■ Stored entries:
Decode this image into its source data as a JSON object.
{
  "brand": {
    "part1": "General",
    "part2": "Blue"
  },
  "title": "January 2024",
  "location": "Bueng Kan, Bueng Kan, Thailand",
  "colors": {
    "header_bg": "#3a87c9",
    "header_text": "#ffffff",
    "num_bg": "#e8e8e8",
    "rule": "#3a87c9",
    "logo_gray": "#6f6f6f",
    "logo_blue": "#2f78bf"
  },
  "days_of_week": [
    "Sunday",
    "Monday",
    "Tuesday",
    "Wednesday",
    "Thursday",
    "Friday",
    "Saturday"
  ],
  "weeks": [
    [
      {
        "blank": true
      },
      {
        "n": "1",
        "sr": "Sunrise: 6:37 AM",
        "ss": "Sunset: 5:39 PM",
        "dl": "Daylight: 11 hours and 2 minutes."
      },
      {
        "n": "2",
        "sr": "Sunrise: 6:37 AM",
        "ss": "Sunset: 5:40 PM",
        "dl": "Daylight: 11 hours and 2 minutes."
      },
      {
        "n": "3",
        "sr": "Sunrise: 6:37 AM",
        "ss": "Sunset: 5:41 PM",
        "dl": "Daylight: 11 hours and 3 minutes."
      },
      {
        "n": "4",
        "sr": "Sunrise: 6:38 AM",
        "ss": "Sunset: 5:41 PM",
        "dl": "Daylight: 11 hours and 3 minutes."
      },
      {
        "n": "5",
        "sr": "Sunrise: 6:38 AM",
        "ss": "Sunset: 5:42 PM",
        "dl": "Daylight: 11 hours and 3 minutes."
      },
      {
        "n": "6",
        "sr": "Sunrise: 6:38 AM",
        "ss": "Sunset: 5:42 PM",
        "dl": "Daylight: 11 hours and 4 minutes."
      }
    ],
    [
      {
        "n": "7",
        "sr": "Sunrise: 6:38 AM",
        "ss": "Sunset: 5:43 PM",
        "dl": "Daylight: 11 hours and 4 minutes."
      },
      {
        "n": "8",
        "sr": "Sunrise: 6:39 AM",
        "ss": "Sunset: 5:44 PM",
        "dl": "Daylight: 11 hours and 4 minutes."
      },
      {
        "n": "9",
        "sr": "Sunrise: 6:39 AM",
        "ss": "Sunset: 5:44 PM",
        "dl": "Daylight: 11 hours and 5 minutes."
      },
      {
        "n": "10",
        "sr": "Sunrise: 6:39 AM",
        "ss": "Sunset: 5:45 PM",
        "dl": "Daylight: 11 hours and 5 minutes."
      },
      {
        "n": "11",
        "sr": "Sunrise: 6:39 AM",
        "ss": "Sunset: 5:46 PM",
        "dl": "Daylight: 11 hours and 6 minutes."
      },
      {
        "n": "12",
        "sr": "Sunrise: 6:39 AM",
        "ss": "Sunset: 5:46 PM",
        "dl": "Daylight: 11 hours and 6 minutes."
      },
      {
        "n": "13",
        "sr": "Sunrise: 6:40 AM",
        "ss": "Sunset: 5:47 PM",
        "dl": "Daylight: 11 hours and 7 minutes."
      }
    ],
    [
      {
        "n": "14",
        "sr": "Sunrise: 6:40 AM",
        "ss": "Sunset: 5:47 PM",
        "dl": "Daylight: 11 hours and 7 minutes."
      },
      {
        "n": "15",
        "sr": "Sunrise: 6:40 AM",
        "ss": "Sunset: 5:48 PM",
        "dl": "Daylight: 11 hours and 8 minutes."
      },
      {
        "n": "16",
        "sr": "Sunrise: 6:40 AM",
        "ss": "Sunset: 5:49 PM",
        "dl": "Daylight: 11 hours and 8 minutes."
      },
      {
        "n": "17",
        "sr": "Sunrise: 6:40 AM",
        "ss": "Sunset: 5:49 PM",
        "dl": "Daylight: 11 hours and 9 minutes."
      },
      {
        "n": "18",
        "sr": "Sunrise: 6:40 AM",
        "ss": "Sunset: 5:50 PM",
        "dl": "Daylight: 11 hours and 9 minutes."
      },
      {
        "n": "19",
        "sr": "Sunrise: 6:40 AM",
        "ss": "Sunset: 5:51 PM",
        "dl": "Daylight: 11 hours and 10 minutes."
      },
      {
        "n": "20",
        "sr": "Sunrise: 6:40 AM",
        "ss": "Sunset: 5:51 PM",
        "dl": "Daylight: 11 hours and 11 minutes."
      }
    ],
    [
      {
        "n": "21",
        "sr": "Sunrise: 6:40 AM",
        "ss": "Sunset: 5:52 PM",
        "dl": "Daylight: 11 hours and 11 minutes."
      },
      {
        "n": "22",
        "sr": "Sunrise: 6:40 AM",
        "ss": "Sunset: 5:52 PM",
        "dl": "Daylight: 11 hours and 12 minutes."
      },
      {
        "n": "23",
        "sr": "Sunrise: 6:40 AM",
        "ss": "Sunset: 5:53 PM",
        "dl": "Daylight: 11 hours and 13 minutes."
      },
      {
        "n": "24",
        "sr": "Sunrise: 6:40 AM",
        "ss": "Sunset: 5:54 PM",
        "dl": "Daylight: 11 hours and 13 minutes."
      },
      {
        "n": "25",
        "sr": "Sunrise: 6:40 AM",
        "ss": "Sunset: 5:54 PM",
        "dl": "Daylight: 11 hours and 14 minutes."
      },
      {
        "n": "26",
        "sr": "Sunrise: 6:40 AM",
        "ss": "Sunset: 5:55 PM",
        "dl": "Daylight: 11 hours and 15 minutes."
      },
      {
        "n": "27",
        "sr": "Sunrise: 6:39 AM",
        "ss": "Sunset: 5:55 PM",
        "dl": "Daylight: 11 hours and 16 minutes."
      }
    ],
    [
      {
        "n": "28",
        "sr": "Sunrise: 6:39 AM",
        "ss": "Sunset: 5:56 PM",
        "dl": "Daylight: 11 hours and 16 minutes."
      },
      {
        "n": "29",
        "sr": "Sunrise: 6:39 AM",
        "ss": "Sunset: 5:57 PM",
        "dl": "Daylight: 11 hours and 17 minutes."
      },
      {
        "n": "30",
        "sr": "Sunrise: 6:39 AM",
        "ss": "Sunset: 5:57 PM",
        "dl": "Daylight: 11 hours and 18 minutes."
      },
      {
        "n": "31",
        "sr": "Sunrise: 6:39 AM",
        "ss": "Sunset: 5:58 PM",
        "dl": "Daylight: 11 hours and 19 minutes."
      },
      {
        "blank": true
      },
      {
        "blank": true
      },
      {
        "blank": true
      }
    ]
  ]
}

■ What the task asks: From the records above, extract every line exactly as it stands.

■ Task solution:
Decode this image into its source data as a JSON object.
{
  "brand": {
    "part1": "General",
    "part2": "Blue"
  },
  "title": "January 2024",
  "location": "Bueng Kan, Bueng Kan, Thailand",
  "colors": {
    "header_bg": "#3a87c9",
    "header_text": "#ffffff",
    "num_bg": "#e8e8e8",
    "rule": "#3a87c9",
    "logo_gray": "#6f6f6f",
    "logo_blue": "#2f78bf"
  },
  "days_of_week": [
    "Sunday",
    "Monday",
    "Tuesday",
    "Wednesday",
    "Thursday",
    "Friday",
    "Saturday"
  ],
  "weeks": [
    [
      {
        "blank": true
      },
      {
        "n": "1",
        "sr": "Sunrise: 6:37 AM",
        "ss": "Sunset: 5:39 PM",
        "dl": "Daylight: 11 hours and 2 minutes."
      },
      {
        "n": "2",
        "sr": "Sunrise: 6:37 AM",
        "ss": "Sunset: 5:40 PM",
        "dl": "Daylight: 11 hours and 2 minutes."
      },
      {
        "n": "3",
        "sr": "Sunrise: 6:37 AM",
        "ss": "Sunset: 5:41 PM",
        "dl": "Daylight: 11 hours and 3 minutes."
      },
      {
        "n": "4",
        "sr": "Sunrise: 6:38 AM",
        "ss": "Sunset: 5:41 PM",
        "dl": "Daylight: 11 hours and 3 minutes."
      },
      {
        "n": "5",
        "sr": "Sunrise: 6:38 AM",
        "ss": "Sunset: 5:42 PM",
        "dl": "Daylight: 11 hours and 3 minutes."
      },
      {
        "n": "6",
        "sr": "Sunrise: 6:38 AM",
        "ss": "Sunset: 5:42 PM",
        "dl": "Daylight: 11 hours and 4 minutes."
      }
    ],
    [
      {
        "n": "7",
        "sr": "Sunrise: 6:38 AM",
        "ss": "Sunset: 5:43 PM",
        "dl": "Daylight: 11 hours and 4 minutes."
      },
      {
        "n": "8",
        "sr": "Sunrise: 6:39 AM",
        "ss": "Sunset: 5:44 PM",
        "dl": "Daylight: 11 hours and 4 minutes."
      },
      {
        "n": "9",
        "sr": "Sunrise: 6:39 AM",
        "ss": "Sunset: 5:44 PM",
        "dl": "Daylight: 11 hours and 5 minutes."
      },
      {
        "n": "10",
        "sr": "Sunrise: 6:39 AM",
        "ss": "Sunset: 5:45 PM",
        "dl": "Daylight: 11 hours and 5 minutes."
      },
      {
        "n": "11",
        "sr": "Sunrise: 6:39 AM",
        "ss": "Sunset: 5:46 PM",
        "dl": "Daylight: 11 hours and 6 minutes."
      },
      {
        "n": "12",
        "sr": "Sunrise: 6:39 AM",
        "ss": "Sunset: 5:46 PM",
        "dl": "Daylight: 11 hours and 6 minutes."
      },
      {
        "n": "13",
        "sr": "Sunrise: 6:40 AM",
        "ss": "Sunset: 5:47 PM",
        "dl": "Daylight: 11 hours and 7 minutes."
      }
    ],
    [
      {
        "n": "14",
        "sr": "Sunrise: 6:40 AM",
        "ss": "Sunset: 5:47 PM",
        "dl": "Daylight: 11 hours and 7 minutes."
      },
      {
        "n": "15",
        "sr": "Sunrise: 6:40 AM",
        "ss": "Sunset: 5:48 PM",
        "dl": "Daylight: 11 hours and 8 minutes."
      },
      {
        "n": "16",
        "sr": "Sunrise: 6:40 AM",
        "ss": "Sunset: 5:49 PM",
        "dl": "Daylight: 11 hours and 8 minutes."
      },
      {
        "n": "17",
        "sr": "Sunrise: 6:40 AM",
        "ss": "Sunset: 5:49 PM",
        "dl": "Daylight: 11 hours and 9 minutes."
      },
      {
        "n": "18",
        "sr": "Sunrise: 6:40 AM",
        "ss": "Sunset: 5:50 PM",
        "dl": "Daylight: 11 hours and 9 minutes."
      },
      {
        "n": "19",
        "sr": "Sunrise: 6:40 AM",
        "ss": "Sunset: 5:51 PM",
        "dl": "Daylight: 11 hours and 10 minutes."
      },
      {
        "n": "20",
        "sr": "Sunrise: 6:40 AM",
        "ss": "Sunset: 5:51 PM",
        "dl": "Daylight: 11 hours and 11 minutes."
      }
    ],
    [
      {
        "n": "21",
        "sr": "Sunrise: 6:40 AM",
        "ss": "Sunset: 5:52 PM",
        "dl": "Daylight: 11 hours and 11 minutes."
      },
      {
        "n": "22",
        "sr": "Sunrise: 6:40 AM",
        "ss": "Sunset: 5:52 PM",
        "dl": "Daylight: 11 hours and 12 minutes."
      },
      {
        "n": "23",
        "sr": "Sunrise: 6:40 AM",
        "ss": "Sunset: 5:53 PM",
        "dl": "Daylight: 11 hours and 13 minutes."
      },
      {
        "n": "24",
        "sr": "Sunrise: 6:40 AM",
        "ss": "Sunset: 5:54 PM",
        "dl": "Daylight: 11 hours and 13 minutes."
      },
      {
        "n": "25",
        "sr": "Sunrise: 6:40 AM",
        "ss": "Sunset: 5:54 PM",
        "dl": "Daylight: 11 hours and 14 minutes."
      },
      {
        "n": "26",
        "sr": "Sunrise: 6:40 AM",
        "ss": "Sunset: 5:55 PM",
        "dl": "Daylight: 11 hours and 15 minutes."
      },
      {
        "n": "27",
        "sr": "Sunrise: 6:39 AM",
        "ss": "Sunset: 5:55 PM",
        "dl": "Daylight: 11 hours and 16 minutes."
      }
    ],
    [
      {
        "n": "28",
        "sr": "Sunrise: 6:39 AM",
        "ss": "Sunset: 5:56 PM",
        "dl": "Daylight: 11 hours and 16 minutes."
      },
      {
        "n": "29",
        "sr": "Sunrise: 6:39 AM",
        "ss": "Sunset: 5:57 PM",
        "dl": "Daylight: 11 hours and 17 minutes."
      },
      {
        "n": "30",
        "sr": "Sunrise: 6:39 AM",
        "ss": "Sunset: 5:57 PM",
        "dl": "Daylight: 11 hours and 18 minutes."
      },
      {
        "n": "31",
        "sr": "Sunrise: 6:39 AM",
        "ss": "Sunset: 5:58 PM",
        "dl": "Daylight: 11 hours and 19 minutes."
      },
      {
        "blank": true
      },
      {
        "blank": true
      },
      {
        "blank": true
      }
    ]
  ]
}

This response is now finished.